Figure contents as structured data

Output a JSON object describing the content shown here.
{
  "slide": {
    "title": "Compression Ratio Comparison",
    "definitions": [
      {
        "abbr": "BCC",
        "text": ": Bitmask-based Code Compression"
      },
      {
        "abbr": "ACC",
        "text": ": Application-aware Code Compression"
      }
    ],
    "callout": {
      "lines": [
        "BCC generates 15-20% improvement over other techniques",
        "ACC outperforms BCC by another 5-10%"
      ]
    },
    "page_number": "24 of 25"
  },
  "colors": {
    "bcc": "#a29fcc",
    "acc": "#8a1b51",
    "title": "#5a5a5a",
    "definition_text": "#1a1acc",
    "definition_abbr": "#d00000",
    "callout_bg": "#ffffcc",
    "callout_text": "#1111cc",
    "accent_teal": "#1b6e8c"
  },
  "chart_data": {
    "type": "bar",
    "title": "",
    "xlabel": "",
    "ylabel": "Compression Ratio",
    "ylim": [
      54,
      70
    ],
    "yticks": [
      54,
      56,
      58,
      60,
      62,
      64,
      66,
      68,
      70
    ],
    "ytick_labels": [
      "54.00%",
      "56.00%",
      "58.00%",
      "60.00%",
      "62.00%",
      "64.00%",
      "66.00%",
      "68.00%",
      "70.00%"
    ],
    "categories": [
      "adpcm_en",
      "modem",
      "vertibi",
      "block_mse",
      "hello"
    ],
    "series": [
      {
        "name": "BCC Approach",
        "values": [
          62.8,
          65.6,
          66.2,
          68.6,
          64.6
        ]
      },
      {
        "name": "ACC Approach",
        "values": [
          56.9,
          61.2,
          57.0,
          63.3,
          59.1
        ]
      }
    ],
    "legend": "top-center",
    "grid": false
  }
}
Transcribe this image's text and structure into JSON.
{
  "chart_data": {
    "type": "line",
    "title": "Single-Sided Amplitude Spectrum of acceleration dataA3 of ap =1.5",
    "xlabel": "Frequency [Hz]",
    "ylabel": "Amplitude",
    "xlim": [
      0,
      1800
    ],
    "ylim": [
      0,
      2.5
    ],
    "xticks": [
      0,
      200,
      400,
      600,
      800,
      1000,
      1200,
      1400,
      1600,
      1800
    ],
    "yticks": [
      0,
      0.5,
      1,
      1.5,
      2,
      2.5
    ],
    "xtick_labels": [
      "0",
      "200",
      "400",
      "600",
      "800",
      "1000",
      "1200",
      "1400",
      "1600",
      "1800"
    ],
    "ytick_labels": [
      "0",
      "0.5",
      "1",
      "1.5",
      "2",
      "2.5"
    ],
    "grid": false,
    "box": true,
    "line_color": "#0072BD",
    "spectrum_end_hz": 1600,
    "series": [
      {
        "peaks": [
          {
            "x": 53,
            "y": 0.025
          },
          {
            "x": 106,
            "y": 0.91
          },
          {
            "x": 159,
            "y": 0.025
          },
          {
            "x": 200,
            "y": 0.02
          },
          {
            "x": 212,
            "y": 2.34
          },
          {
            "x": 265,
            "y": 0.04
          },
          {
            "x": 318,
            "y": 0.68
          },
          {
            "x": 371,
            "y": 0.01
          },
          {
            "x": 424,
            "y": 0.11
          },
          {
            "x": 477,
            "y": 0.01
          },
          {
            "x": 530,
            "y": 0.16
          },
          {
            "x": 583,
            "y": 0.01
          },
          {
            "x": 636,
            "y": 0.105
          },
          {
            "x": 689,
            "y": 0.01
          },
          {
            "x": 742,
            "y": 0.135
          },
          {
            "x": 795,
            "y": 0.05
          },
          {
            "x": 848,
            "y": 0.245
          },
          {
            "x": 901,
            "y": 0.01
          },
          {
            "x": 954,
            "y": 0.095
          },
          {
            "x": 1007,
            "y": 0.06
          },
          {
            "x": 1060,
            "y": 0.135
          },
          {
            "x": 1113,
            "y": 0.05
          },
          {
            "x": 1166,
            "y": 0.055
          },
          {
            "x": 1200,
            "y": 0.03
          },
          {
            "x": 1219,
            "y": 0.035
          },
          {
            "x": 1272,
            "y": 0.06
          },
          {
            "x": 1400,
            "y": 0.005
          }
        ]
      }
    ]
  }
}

▶ _Description of the task_: Copy the records above exactly as they appear.

▶ _The result_:
Output a JSON object describing the content shown here.
{
  "slide": {
    "title": "Compression Ratio Comparison",
    "definitions": [
      {
        "abbr": "BCC",
        "text": ": Bitmask-based Code Compression"
      },
      {
        "abbr": "ACC",
        "text": ": Application-aware Code Compression"
      }
    ],
    "callout": {
      "lines": [
        "BCC generates 15-20% improvement over other techniques",
        "ACC outperforms BCC by another 5-10%"
      ]
    },
    "page_number": "24 of 25"
  },
  "colors": {
    "bcc": "#a29fcc",
    "acc": "#8a1b51",
    "title": "#5a5a5a",
    "definition_text": "#1a1acc",
    "definition_abbr": "#d00000",
    "callout_bg": "#ffffcc",
    "callout_text": "#1111cc",
    "accent_teal": "#1b6e8c"
  },
  "chart_data": {
    "type": "bar",
    "title": "",
    "xlabel": "",
    "ylabel": "Compression Ratio",
    "ylim": [
      54,
      70
    ],
    "yticks": [
      54,
      56,
      58,
      60,
      62,
      64,
      66,
      68,
      70
    ],
    "ytick_labels": [
      "54.00%",
      "56.00%",
      "58.00%",
      "60.00%",
      "62.00%",
      "64.00%",
      "66.00%",
      "68.00%",
      "70.00%"
    ],
    "categories": [
      "adpcm_en",
      "modem",
      "vertibi",
      "block_mse",
      "hello"
    ],
    "series": [
      {
        "name": "BCC Approach",
        "values": [
          62.8,
          65.6,
          66.2,
          68.6,
          64.6
        ]
      },
      {
        "name": "ACC Approach",
        "values": [
          56.9,
          61.2,
          57.0,
          63.3,
          59.1
        ]
      }
    ],
    "legend": "top-center",
    "grid": false
  }
}
Transcribe this image's text and structure into JSON.
{
  "chart_data": {
    "type": "line",
    "title": "Single-Sided Amplitude Spectrum of acceleration dataA3 of ap =1.5",
    "xlabel": "Frequency [Hz]",
    "ylabel": "Amplitude",
    "xlim": [
      0,
      1800
    ],
    "ylim": [
      0,
      2.5
    ],
    "xticks": [
      0,
      200,
      400,
      600,
      800,
      1000,
      1200,
      1400,
      1600,
      1800
    ],
    "yticks": [
      0,
      0.5,
      1,
      1.5,
      2,
      2.5
    ],
    "xtick_labels": [
      "0",
      "200",
      "400",
      "600",
      "800",
      "1000",
      "1200",
      "1400",
      "1600",
      "1800"
    ],
    "ytick_labels": [
      "0",
      "0.5",
      "1",
      "1.5",
      "2",
      "2.5"
    ],
    "grid": false,
    "box": true,
    "line_color": "#0072BD",
    "spectrum_end_hz": 1600,
    "series": [
      {
        "peaks": [
          {
            "x": 53,
            "y": 0.025
          },
          {
            "x": 106,
            "y": 0.91
          },
          {
            "x": 159,
            "y": 0.025
          },
          {
            "x": 200,
            "y": 0.02
          },
          {
            "x": 212,
            "y": 2.34
          },
          {
            "x": 265,
            "y": 0.04
          },
          {
            "x": 318,
            "y": 0.68
          },
          {
            "x": 371,
            "y": 0.01
          },
          {
            "x": 424,
            "y": 0.11
          },
          {
            "x": 477,
            "y": 0.01
          },
          {
            "x": 530,
            "y": 0.16
          },
          {
            "x": 583,
            "y": 0.01
          },
          {
            "x": 636,
            "y": 0.105
          },
          {
            "x": 689,
            "y": 0.01
          },
          {
            "x": 742,
            "y": 0.135
          },
          {
            "x": 795,
            "y": 0.05
          },
          {
            "x": 848,
            "y": 0.245
          },
          {
            "x": 901,
            "y": 0.01
          },
          {
            "x": 954,
            "y": 0.095
          },
          {
            "x": 1007,
            "y": 0.06
          },
          {
            "x": 1060,
            "y": 0.135
          },
          {
            "x": 1113,
            "y": 0.05
          },
          {
            "x": 1166,
            "y": 0.055
          },
          {
            "x": 1200,
            "y": 0.03
          },
          {
            "x": 1219,
            "y": 0.035
          },
          {
            "x": 1272,
            "y": 0.06
          },
          {
            "x": 1400,
            "y": 0.005
          }
        ]
      }
    ]
  }
}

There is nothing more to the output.